» Lista de tarefas
(A) Responda com base no texto sobre a comunicação pública no Brasil:
(i) Quantas pessoas a TV Brasil atinge?
(ii) A qual rádio o então presidente Vargas outorgou o Canal 4?
(iii) Quem era o dono dos Diários Associados?
(B) Retome o texto sobre a comunicação pública no Brasil e escreva a continuação a partir da última frase.

» Trecho do texto
▼▼▼

Na Agência Brasil, por exemplo, os conteúdos são reproduzidos por milhares de sites e veículos impressos país afora e no exterior, com uma produção em média entre setenta e oitenta matérias por dia destinada a um total de 26 milhões de usuários. A TV Brasil, por sua vez, atinge 38 milhões de pessoas, tornando-se a quinta emissora mais vista no país, inclusive, com um canal dedicado aos brasileiros no exterior. E, neste domingo, adiantou Rosa, será lançado o novo site da Agência Brasil e da Rádio Agência.
“Nós temos um papel importante a cumprir. Temos que avançar e melhorar muita coisa, mas estamos num caminho certo e é importante que ele seja trilhado e compartilhado com as demais emissoras públicas, principalmente as da América Latina”, destacou.
EBC e a integração latino-americana
Ex-apresentador da TV Brasil e um dos pensadores da comunicação pública no país, Laurindo Lalo Leal Filho trouxe um histórico sobre a evolução do setor e seus principais gargalos.
Lalo contou que a televisão pública surgiu “enquanto ideia” poucos anos após a chegada da televisão no Brasil, em 1950, quando o então presidente Vargas, em seu segundo governo, outorgou o Canal 4 para a principal rádio na época, a Rádio Nacional do Rio de Janeiro, criar uma TV Nacional. Porém, com sua morte em agosto de 1954, a proposta adormeceu.
Anos depois, ao ameaçar reacendê-la, o então presidente Juscelino Kubitschek foi duramente confrontado pelo “Roberto Marinho da época”, o poderoso dono dos Diários Associados, Assis Chateaubriand, que ameaçou: “se você colocar a TV pública no ar, eu coloco toda a minha rede de rádios, jornais e emissoras de TV para derrubar o seu governo”.

▲▲▲

» Dados de análise do layout de documentos
▼▼▼

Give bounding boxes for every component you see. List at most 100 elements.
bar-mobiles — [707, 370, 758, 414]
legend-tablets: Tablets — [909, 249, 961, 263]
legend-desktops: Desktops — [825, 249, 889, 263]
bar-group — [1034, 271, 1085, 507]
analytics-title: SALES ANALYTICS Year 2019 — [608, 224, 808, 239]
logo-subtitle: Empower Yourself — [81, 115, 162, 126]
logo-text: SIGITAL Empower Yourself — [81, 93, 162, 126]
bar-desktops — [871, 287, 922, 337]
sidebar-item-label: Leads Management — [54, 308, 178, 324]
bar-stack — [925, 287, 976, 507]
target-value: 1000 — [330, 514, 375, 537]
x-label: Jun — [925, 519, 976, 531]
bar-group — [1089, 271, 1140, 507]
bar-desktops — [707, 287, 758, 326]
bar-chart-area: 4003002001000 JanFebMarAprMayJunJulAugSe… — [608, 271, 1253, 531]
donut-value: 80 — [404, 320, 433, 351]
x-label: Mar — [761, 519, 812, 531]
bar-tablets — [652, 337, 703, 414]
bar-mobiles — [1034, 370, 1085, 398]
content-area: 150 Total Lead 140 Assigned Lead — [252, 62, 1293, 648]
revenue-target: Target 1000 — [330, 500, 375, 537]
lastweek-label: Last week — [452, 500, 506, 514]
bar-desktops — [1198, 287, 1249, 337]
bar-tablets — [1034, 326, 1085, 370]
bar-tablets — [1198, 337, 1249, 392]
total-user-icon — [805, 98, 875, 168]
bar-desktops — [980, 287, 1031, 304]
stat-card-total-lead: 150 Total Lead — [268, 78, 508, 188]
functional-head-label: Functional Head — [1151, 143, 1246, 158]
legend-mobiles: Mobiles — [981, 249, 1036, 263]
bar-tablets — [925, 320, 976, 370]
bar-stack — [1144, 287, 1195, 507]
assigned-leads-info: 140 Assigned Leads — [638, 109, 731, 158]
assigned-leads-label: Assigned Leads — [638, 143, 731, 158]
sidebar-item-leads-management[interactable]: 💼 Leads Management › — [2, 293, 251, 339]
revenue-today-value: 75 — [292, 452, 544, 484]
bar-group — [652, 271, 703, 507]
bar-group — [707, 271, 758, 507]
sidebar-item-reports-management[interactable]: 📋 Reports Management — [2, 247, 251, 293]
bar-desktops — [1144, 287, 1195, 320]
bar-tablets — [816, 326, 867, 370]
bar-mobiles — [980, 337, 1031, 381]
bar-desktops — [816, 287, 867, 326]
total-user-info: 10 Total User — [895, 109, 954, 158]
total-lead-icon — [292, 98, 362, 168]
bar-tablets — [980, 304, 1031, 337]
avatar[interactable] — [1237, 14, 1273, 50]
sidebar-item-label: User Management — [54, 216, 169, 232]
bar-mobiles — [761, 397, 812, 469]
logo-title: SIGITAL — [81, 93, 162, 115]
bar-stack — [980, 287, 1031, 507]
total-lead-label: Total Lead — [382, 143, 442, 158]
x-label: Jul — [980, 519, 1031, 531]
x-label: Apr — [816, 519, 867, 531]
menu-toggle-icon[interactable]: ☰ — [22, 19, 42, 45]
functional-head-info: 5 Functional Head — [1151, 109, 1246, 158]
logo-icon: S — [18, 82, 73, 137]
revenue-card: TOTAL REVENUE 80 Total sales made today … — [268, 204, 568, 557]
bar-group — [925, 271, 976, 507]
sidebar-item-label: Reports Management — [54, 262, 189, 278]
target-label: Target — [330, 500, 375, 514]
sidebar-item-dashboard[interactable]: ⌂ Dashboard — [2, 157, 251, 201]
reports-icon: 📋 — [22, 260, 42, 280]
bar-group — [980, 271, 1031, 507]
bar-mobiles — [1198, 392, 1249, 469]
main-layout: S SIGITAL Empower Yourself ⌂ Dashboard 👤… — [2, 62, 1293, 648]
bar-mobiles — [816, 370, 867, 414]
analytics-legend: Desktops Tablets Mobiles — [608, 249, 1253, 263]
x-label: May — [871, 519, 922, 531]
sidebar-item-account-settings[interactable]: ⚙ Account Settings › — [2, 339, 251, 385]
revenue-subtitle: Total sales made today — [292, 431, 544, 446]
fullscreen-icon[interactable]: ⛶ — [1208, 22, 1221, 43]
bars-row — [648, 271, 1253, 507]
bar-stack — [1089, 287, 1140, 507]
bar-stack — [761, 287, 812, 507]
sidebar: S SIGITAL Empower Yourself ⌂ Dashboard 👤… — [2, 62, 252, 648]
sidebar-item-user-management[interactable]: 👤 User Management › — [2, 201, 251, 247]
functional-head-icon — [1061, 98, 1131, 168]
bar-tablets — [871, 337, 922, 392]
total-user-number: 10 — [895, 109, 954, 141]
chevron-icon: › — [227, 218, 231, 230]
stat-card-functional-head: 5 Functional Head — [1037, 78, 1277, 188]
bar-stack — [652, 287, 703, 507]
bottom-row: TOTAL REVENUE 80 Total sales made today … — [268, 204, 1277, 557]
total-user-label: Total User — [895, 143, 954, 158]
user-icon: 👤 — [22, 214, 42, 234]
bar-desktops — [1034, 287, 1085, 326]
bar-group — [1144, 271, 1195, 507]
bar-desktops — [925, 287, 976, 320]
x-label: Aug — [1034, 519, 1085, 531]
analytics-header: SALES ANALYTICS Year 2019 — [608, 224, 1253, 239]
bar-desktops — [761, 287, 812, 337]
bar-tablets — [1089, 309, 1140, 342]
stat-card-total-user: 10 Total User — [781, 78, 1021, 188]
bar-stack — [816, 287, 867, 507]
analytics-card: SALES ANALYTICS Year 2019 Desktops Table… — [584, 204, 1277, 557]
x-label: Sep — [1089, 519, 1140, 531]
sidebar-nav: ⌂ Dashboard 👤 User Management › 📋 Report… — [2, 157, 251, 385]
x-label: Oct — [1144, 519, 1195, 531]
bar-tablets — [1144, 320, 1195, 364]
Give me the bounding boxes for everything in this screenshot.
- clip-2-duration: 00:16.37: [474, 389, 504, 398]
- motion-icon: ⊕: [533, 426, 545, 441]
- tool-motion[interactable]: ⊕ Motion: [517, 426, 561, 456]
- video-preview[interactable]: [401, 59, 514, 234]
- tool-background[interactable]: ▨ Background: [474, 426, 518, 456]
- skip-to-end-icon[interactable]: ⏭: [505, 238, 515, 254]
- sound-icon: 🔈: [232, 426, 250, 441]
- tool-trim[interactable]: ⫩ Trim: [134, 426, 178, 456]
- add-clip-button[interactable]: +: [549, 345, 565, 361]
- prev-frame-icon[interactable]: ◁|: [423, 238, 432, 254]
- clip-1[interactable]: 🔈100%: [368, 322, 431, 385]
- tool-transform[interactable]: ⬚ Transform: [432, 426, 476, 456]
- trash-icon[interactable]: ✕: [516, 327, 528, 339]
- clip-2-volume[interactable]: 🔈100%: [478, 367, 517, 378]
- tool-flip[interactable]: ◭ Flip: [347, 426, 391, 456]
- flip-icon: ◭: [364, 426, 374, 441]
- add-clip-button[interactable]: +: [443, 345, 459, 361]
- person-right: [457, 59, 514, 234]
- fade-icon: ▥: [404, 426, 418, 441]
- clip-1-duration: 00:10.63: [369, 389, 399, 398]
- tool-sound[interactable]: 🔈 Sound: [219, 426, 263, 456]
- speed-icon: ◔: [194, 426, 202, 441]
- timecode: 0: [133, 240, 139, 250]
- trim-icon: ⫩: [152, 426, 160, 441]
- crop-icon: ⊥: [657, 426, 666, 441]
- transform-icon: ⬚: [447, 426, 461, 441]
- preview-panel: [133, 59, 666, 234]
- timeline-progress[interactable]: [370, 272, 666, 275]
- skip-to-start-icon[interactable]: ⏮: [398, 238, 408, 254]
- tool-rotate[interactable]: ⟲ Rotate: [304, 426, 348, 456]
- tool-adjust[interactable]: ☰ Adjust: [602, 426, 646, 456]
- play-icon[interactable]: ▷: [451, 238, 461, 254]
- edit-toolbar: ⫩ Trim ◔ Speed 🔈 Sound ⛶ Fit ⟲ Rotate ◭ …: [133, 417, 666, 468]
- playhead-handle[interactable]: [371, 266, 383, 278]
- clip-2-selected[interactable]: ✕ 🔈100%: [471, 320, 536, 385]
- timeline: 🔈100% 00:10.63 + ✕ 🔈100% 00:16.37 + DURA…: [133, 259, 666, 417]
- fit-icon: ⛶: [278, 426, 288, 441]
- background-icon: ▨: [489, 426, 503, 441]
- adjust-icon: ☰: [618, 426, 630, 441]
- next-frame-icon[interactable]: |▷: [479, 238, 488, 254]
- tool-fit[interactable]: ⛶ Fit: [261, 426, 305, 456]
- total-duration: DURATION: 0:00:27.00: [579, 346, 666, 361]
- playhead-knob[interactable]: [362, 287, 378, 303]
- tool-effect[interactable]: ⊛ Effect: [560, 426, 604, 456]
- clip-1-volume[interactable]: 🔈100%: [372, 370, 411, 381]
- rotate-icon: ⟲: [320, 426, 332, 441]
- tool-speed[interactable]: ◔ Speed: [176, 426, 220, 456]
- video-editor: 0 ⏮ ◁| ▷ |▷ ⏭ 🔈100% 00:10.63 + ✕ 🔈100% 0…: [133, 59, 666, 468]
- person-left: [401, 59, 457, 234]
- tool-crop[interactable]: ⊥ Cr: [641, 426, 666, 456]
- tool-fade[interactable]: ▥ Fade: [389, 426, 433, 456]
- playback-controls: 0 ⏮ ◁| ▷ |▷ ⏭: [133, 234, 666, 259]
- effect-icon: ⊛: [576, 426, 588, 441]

▲▲▲

» Respostas
(A)
(i) 38 milhões de pessoas.
(ii) À Rádio Nacional do Rio de Janeiro.
(iii) Assis Chateaubriand.

(B)
Mais de 70 anos passariam para a ideia sair do papel em 2007, durante o governo Lula e, mesmo assim, “com todo respeito à EBC, ainda não temos realmente uma tevê e uma rádio pública nacional”. Para Lalo, isso só será possível “quando o sinal dessas emissoras forem universalizados e chegarem a todos os lares do país”.
As dificuldades são grandes. Desde o início da EBC, salienta, houve uma “imensa pressão da mídia comercial, a porta-voz dos grandes interesses financeiros e comerciais, contra qualquer iniciativa real em termos de comunicação para o país. Este é o conflito central”. Ele lembra, inclusive, que “o primeiro ato do governo golpista de Michel Temer foi enviar uma medida provisória ao Congresso, em 2016, extinguindo o Conselho Curador da EBC”.
Um ataque central ao caráter público da emissora e “não apenas de forma simbólica”. O Conselho Curador era o que mantinha “o caráter público da EBC”, reunindo representantes de várias camadas e setores da sociedade e tendo, de fato, poder dentro da empresa, destacou.
Ouvidor da EBC por dois anos, ele acompanhou de perto o funcionamento do Conselho, ao encaminhar as demandas dos leitores da Agência Brasil, dos ouvintes das rádios da EBC e dos telespectadores de sua TV para que, a partir delas, o Conselho preparasse suas recomendações à diretoria da EBC.
Em sua fala, além do desmonte e da questão da universalização, ele também abordou a programação e conteúdo oferecidos, defendendo, além dos canais generalistas, a criação de um canal com 24 horas de notícias por dia, afinal, “o público brasileiro não pode ficar refém da GloboNews”. Um canal só de programação infantil e, também, um canal internacional.
“Na cobertura da América Latina não aparecem notícias positivas, só o que há de negativo e de interesse dos setores dominantes”, observou. “Não entendo por que a EBC nunca fez um acordo, por exemplo, para receber notícias da TeleSur, que tem a cobertura do que realmente importa para a sociedade brasileira em termos de América Latina”.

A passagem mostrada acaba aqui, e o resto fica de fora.